Rewrite the following rows with every occurrence of "Februari" replaced by "February", leaving everything else unchanged.
------ Source records
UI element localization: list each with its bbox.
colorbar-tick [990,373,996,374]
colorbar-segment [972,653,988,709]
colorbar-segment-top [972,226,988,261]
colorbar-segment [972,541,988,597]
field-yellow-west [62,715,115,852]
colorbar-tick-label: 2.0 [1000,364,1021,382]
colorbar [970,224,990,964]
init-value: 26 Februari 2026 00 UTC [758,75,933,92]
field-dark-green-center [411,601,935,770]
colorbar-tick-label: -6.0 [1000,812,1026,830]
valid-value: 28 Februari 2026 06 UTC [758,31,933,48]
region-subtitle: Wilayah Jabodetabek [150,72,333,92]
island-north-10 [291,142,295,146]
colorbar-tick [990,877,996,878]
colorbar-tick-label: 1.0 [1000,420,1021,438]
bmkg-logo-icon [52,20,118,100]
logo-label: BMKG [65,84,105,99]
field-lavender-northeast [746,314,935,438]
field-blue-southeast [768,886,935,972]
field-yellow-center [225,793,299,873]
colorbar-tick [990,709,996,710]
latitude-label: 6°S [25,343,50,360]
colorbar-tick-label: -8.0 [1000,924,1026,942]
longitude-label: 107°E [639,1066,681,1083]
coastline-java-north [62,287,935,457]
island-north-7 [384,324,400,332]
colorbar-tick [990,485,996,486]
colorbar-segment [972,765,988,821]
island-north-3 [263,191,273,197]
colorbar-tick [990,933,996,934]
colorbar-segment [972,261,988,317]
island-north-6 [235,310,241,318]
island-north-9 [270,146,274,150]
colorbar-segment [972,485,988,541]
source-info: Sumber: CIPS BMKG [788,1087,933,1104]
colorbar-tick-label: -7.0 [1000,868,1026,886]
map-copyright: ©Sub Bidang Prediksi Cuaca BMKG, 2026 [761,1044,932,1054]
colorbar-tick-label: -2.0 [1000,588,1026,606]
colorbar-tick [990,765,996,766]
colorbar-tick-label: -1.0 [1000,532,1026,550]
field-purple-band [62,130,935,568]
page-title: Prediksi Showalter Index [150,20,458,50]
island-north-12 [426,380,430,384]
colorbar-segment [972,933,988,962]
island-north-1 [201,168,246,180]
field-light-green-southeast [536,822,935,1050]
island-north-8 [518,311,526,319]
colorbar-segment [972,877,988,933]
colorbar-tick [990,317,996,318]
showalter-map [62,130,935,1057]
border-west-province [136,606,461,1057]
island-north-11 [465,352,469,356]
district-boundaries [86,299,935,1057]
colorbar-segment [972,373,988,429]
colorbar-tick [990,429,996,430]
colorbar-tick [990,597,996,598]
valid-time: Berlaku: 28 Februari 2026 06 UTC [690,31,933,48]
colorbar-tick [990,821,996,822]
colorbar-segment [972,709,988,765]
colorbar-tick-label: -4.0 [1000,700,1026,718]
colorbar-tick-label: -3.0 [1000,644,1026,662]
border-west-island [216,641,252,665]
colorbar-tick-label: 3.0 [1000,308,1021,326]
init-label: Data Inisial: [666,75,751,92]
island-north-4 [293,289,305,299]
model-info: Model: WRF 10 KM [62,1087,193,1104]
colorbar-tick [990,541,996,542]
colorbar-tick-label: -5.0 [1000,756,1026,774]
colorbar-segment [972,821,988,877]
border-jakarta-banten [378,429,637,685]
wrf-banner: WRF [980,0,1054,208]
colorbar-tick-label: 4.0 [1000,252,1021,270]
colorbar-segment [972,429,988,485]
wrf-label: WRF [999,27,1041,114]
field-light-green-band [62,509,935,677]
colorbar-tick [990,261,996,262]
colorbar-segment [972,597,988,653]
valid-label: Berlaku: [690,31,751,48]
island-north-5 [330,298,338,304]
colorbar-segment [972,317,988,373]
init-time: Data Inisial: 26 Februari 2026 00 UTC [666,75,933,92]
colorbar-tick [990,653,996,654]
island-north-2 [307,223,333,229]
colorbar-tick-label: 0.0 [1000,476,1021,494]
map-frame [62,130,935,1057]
------------
Final result:
UI element localization: list each with its bbox.
colorbar-tick [990,373,996,374]
colorbar-segment [972,653,988,709]
colorbar-segment-top [972,226,988,261]
colorbar-segment [972,541,988,597]
field-yellow-west [62,715,115,852]
colorbar-tick-label: 2.0 [1000,364,1021,382]
colorbar [970,224,990,964]
init-value: 26 February 2026 00 UTC [758,75,933,92]
field-dark-green-center [411,601,935,770]
colorbar-tick-label: -6.0 [1000,812,1026,830]
valid-value: 28 February 2026 06 UTC [758,31,933,48]
region-subtitle: Wilayah Jabodetabek [150,72,333,92]
island-north-10 [291,142,295,146]
colorbar-tick [990,877,996,878]
colorbar-tick-label: 1.0 [1000,420,1021,438]
bmkg-logo-icon [52,20,118,100]
logo-label: BMKG [65,84,105,99]
field-lavender-northeast [746,314,935,438]
field-blue-southeast [768,886,935,972]
field-yellow-center [225,793,299,873]
colorbar-tick [990,709,996,710]
latitude-label: 6°S [25,343,50,360]
colorbar-tick-label: -8.0 [1000,924,1026,942]
longitude-label: 107°E [639,1066,681,1083]
coastline-java-north [62,287,935,457]
island-north-7 [384,324,400,332]
colorbar-tick [990,485,996,486]
colorbar-segment [972,765,988,821]
island-north-3 [263,191,273,197]
colorbar-tick [990,933,996,934]
colorbar-segment [972,261,988,317]
island-north-6 [235,310,241,318]
island-north-9 [270,146,274,150]
colorbar-segment [972,485,988,541]
source-info: Sumber: CIPS BMKG [788,1087,933,1104]
colorbar-tick-label: -7.0 [1000,868,1026,886]
map-copyright: ©Sub Bidang Prediksi Cuaca BMKG, 2026 [761,1044,932,1054]
colorbar-tick-label: -2.0 [1000,588,1026,606]
colorbar-tick [990,765,996,766]
colorbar-tick-label: -1.0 [1000,532,1026,550]
field-purple-band [62,130,935,568]
page-title: Prediksi Showalter Index [150,20,458,50]
island-north-12 [426,380,430,384]
colorbar-segment [972,933,988,962]
island-north-1 [201,168,246,180]
field-light-green-southeast [536,822,935,1050]
island-north-8 [518,311,526,319]
colorbar-segment [972,877,988,933]
colorbar-tick [990,317,996,318]
showalter-map [62,130,935,1057]
border-west-province [136,606,461,1057]
island-north-11 [465,352,469,356]
district-boundaries [86,299,935,1057]
colorbar-segment [972,373,988,429]
colorbar-tick [990,429,996,430]
colorbar-tick [990,597,996,598]
valid-time: Berlaku: 28 February 2026 06 UTC [690,31,933,48]
colorbar-tick [990,821,996,822]
colorbar-segment [972,709,988,765]
colorbar-tick-label: -4.0 [1000,700,1026,718]
colorbar-tick-label: -3.0 [1000,644,1026,662]
border-west-island [216,641,252,665]
colorbar-tick-label: 3.0 [1000,308,1021,326]
init-label: Data Inisial: [666,75,751,92]
island-north-4 [293,289,305,299]
model-info: Model: WRF 10 KM [62,1087,193,1104]
colorbar-tick [990,541,996,542]
colorbar-tick-label: -5.0 [1000,756,1026,774]
colorbar-segment [972,821,988,877]
border-jakarta-banten [378,429,637,685]
wrf-banner: WRF [980,0,1054,208]
colorbar-tick-label: 4.0 [1000,252,1021,270]
colorbar-segment [972,429,988,485]
wrf-label: WRF [999,27,1041,114]
field-light-green-band [62,509,935,677]
colorbar-tick [990,261,996,262]
colorbar-segment [972,597,988,653]
valid-label: Berlaku: [690,31,751,48]
island-north-5 [330,298,338,304]
colorbar-segment [972,317,988,373]
init-time: Data Inisial: 26 February 2026 00 UTC [666,75,933,92]
colorbar-tick [990,653,996,654]
island-north-2 [307,223,333,229]
colorbar-tick-label: 0.0 [1000,476,1021,494]
map-frame [62,130,935,1057]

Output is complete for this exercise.